Your instructions: For the entries that follow, tally the lines holding the string "Japanese". Give the total and nothing else.

Records supplied:
========
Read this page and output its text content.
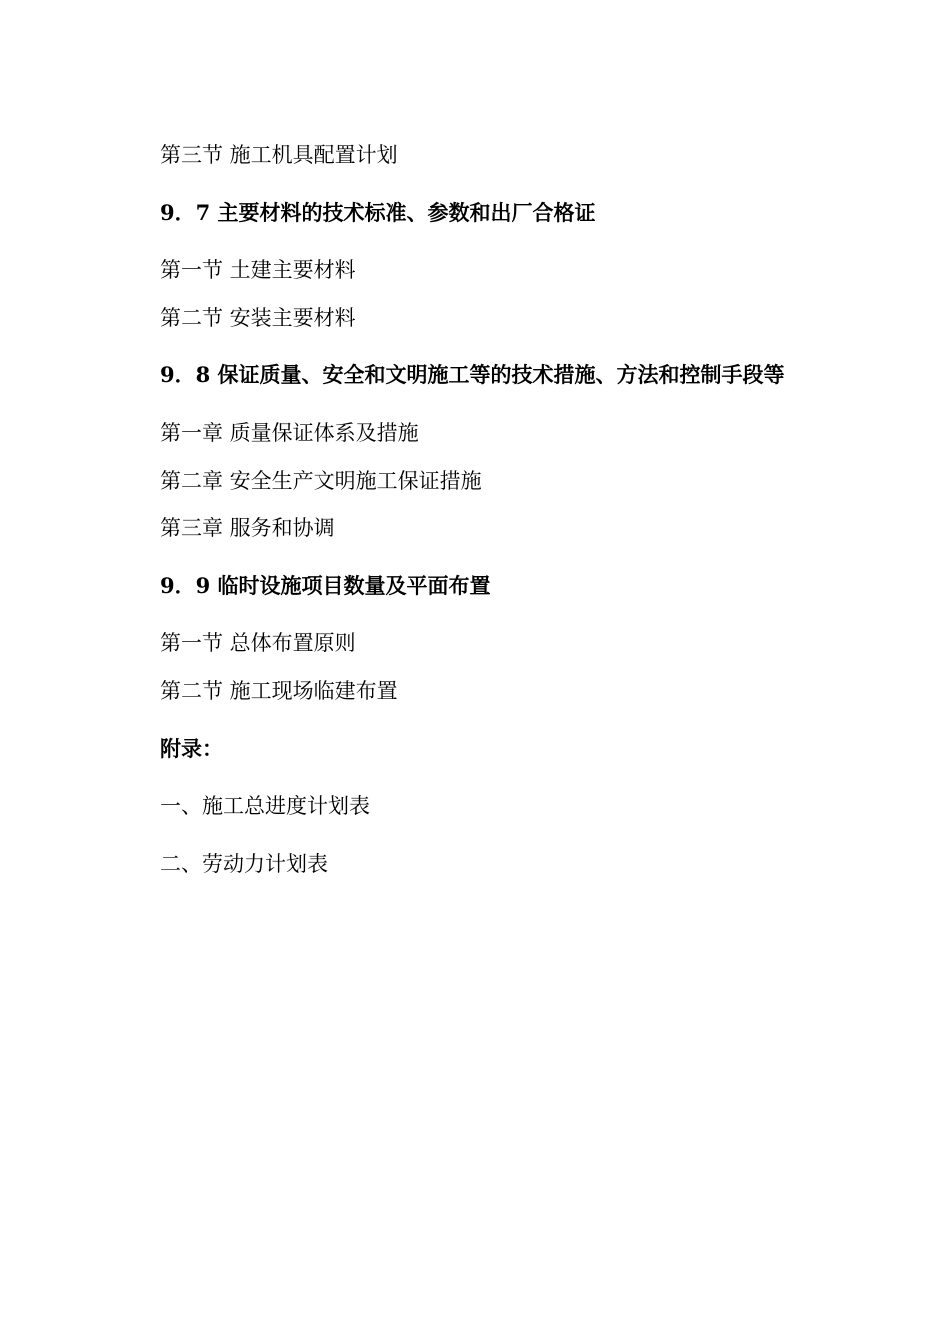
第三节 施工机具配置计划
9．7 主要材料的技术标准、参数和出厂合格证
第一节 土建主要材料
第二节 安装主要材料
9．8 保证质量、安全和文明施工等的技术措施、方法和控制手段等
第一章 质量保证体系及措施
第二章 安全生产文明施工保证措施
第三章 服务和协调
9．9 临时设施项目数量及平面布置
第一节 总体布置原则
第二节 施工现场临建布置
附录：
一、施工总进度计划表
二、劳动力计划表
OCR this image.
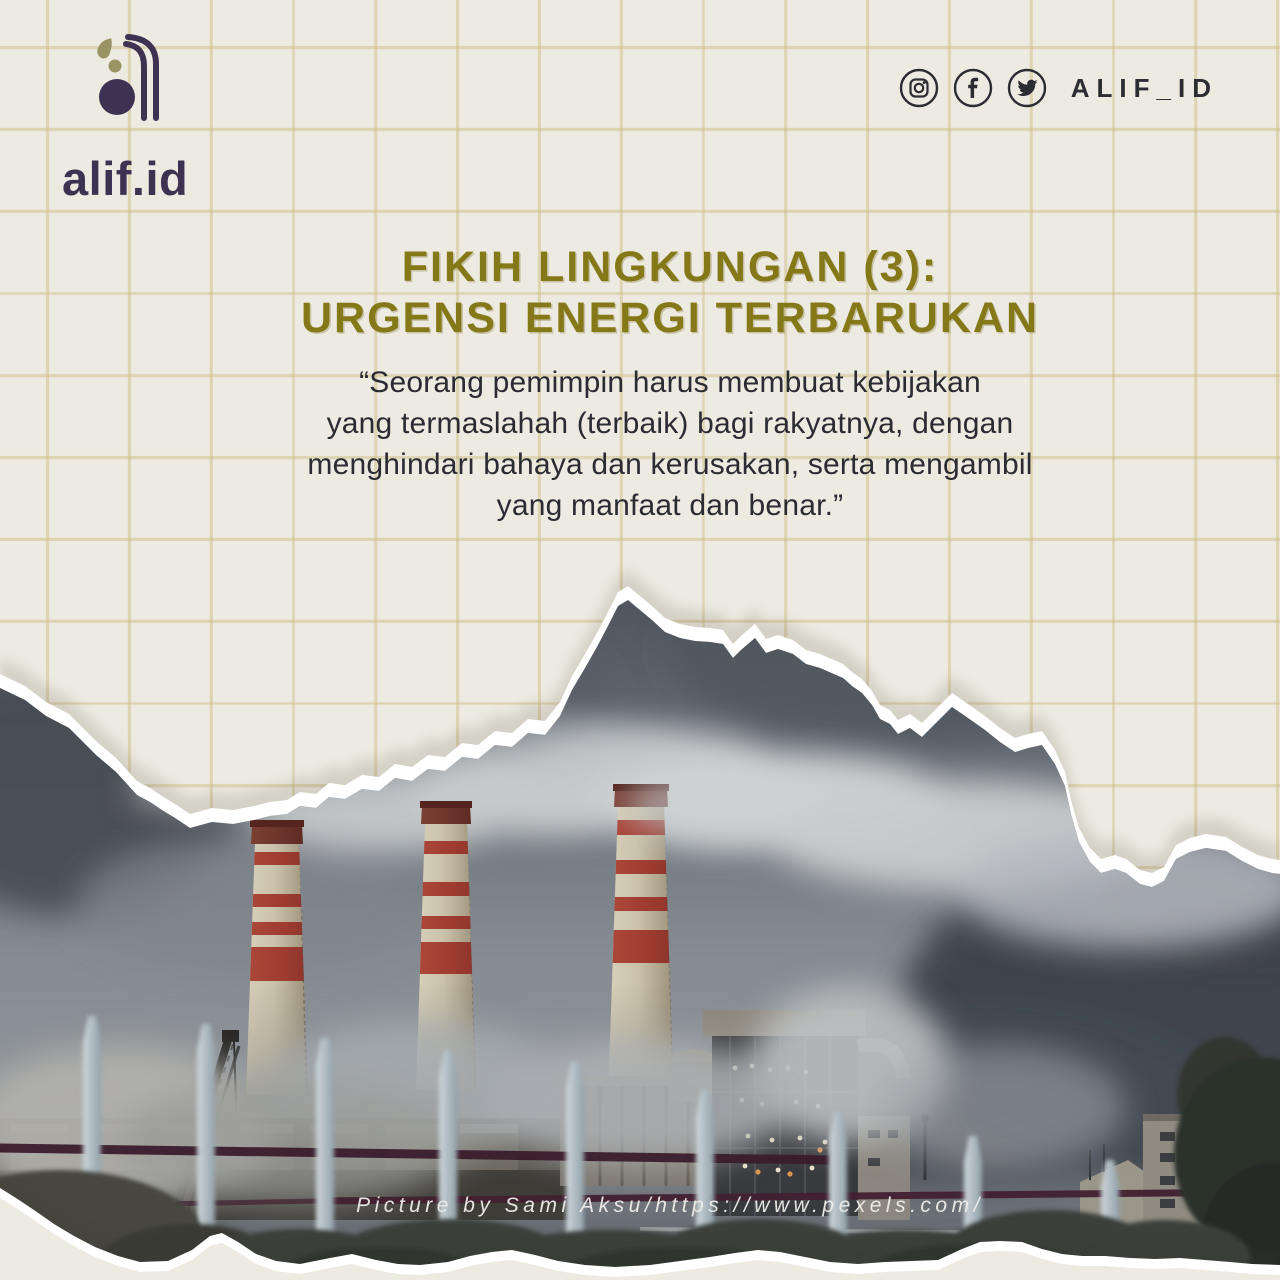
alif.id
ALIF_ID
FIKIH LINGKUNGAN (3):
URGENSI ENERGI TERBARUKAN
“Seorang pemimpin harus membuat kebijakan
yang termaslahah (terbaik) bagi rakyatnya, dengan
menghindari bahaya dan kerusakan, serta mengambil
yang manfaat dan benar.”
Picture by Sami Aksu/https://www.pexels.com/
========
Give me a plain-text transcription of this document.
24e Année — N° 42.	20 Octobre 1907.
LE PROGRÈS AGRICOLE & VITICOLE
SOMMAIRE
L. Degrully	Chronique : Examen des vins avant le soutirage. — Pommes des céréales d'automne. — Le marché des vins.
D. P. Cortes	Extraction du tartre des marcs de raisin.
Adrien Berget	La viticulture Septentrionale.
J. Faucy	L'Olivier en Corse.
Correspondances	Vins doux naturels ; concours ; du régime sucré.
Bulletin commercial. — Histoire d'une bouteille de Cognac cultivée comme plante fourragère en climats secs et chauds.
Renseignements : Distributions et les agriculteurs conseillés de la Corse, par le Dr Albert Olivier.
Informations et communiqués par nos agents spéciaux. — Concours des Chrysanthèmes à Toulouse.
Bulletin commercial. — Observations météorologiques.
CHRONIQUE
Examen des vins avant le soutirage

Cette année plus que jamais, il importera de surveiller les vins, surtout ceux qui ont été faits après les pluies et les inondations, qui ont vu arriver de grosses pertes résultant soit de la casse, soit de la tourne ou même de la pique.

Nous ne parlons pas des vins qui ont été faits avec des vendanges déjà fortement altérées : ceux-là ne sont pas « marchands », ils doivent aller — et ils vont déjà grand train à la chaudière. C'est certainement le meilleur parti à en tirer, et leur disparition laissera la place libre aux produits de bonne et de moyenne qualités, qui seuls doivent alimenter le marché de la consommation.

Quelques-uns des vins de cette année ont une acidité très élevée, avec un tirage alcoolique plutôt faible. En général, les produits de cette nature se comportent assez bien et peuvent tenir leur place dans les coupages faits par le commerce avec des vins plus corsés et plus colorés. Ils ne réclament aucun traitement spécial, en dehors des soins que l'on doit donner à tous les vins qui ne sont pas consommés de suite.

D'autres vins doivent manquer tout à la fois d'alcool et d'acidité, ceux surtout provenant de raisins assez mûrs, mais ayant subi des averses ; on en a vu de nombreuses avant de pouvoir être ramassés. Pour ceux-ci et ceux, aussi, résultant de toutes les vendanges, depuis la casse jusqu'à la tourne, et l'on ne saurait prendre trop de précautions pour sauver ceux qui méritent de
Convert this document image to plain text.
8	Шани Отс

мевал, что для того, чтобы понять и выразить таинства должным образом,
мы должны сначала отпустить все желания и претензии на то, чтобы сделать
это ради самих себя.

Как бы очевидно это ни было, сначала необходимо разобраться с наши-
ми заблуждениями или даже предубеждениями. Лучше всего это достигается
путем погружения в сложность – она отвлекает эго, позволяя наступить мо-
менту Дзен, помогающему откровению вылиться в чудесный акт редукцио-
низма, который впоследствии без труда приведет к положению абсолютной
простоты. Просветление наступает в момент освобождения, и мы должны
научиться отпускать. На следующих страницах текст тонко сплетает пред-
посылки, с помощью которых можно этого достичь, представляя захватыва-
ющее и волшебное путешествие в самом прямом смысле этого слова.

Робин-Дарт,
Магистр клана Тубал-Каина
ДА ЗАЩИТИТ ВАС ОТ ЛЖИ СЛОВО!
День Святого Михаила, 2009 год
========
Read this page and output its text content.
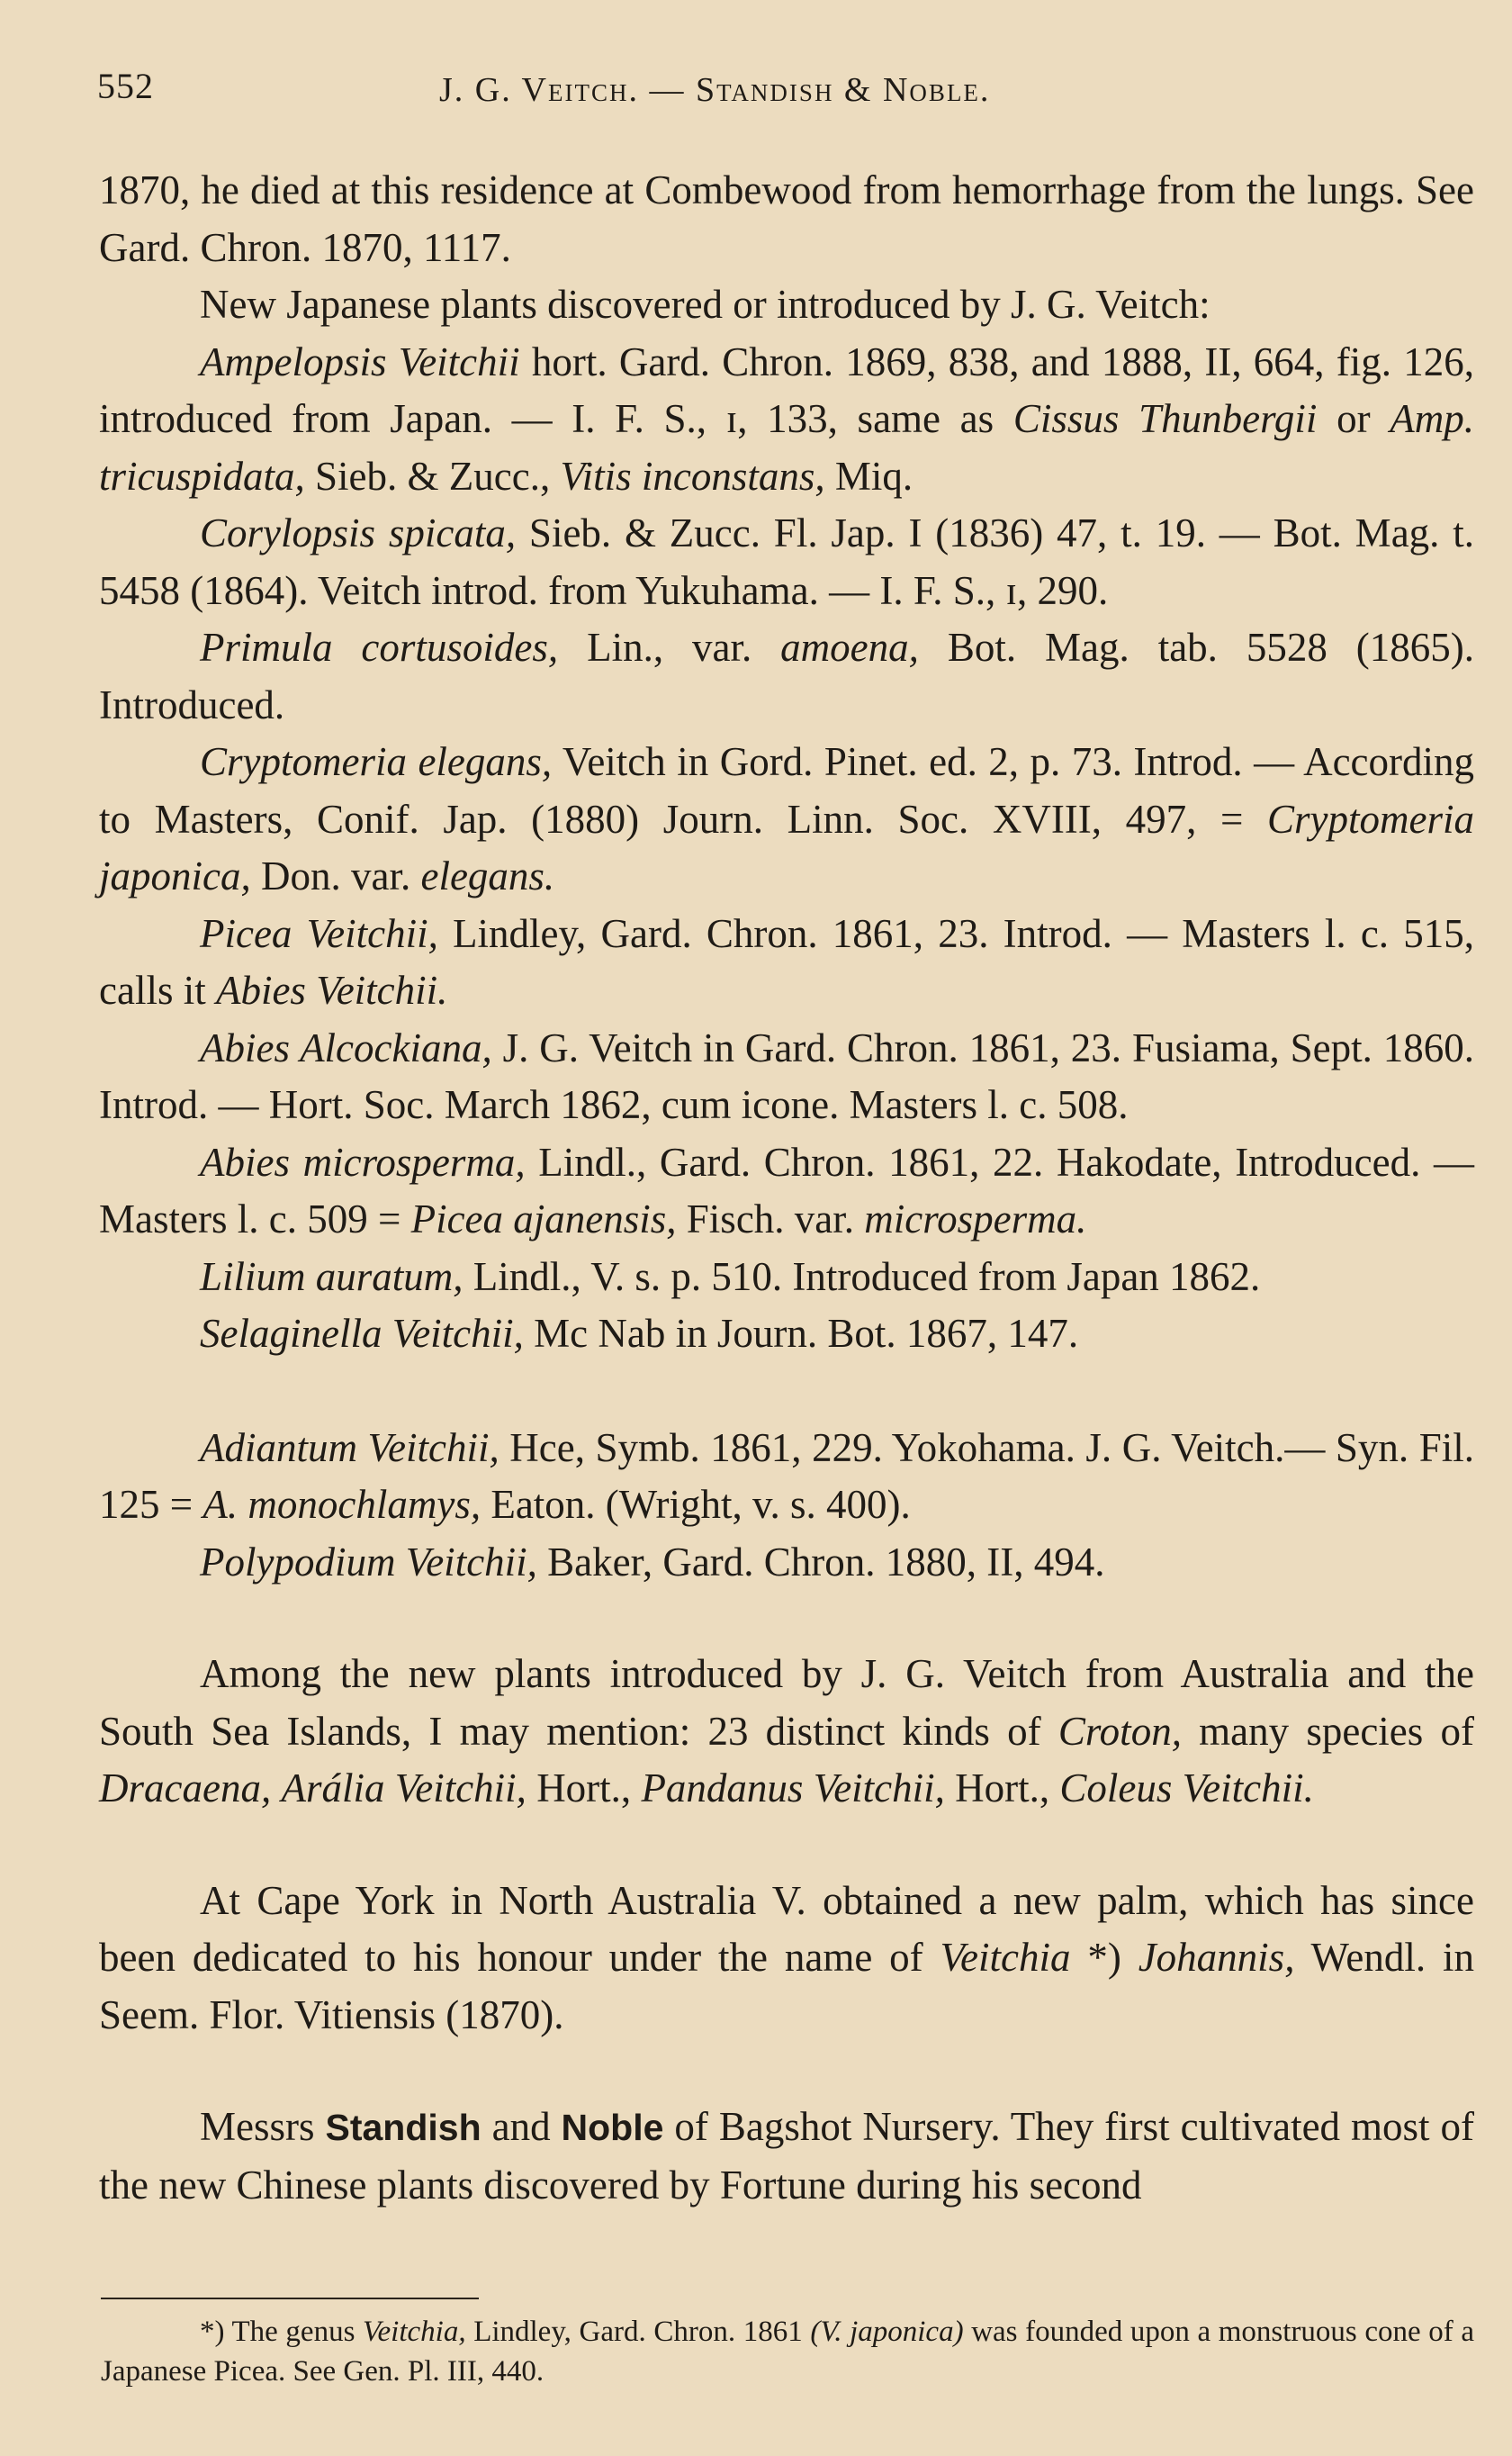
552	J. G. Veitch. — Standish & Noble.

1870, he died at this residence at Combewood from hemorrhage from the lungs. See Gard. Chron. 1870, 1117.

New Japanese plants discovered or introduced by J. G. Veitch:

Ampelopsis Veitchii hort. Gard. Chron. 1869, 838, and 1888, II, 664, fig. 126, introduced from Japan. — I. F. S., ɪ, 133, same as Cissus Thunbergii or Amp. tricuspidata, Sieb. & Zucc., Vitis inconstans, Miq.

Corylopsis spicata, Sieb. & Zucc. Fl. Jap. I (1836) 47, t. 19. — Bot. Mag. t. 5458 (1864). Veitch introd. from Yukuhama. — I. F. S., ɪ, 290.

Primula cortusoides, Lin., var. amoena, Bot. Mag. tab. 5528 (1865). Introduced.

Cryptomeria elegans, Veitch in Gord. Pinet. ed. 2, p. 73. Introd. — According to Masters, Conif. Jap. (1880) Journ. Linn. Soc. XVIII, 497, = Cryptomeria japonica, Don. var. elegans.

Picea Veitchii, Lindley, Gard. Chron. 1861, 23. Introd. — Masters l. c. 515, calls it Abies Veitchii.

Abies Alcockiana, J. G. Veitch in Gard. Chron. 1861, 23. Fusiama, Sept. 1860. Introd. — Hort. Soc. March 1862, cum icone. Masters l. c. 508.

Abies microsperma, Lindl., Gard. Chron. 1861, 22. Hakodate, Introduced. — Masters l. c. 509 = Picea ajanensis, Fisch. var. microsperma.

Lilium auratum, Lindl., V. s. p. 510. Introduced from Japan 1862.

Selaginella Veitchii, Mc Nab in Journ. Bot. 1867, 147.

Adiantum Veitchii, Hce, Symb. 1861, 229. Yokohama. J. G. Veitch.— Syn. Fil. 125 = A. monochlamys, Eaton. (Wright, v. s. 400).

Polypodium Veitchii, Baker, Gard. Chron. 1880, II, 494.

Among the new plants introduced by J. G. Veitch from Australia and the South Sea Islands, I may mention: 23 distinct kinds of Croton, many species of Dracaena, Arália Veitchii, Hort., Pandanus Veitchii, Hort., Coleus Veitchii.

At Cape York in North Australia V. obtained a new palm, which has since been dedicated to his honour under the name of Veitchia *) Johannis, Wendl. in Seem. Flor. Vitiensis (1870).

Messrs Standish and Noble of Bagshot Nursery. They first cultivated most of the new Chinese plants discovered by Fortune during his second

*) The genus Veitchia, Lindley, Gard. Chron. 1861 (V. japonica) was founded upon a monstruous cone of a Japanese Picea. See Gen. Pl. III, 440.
========
Answer to this problem: 2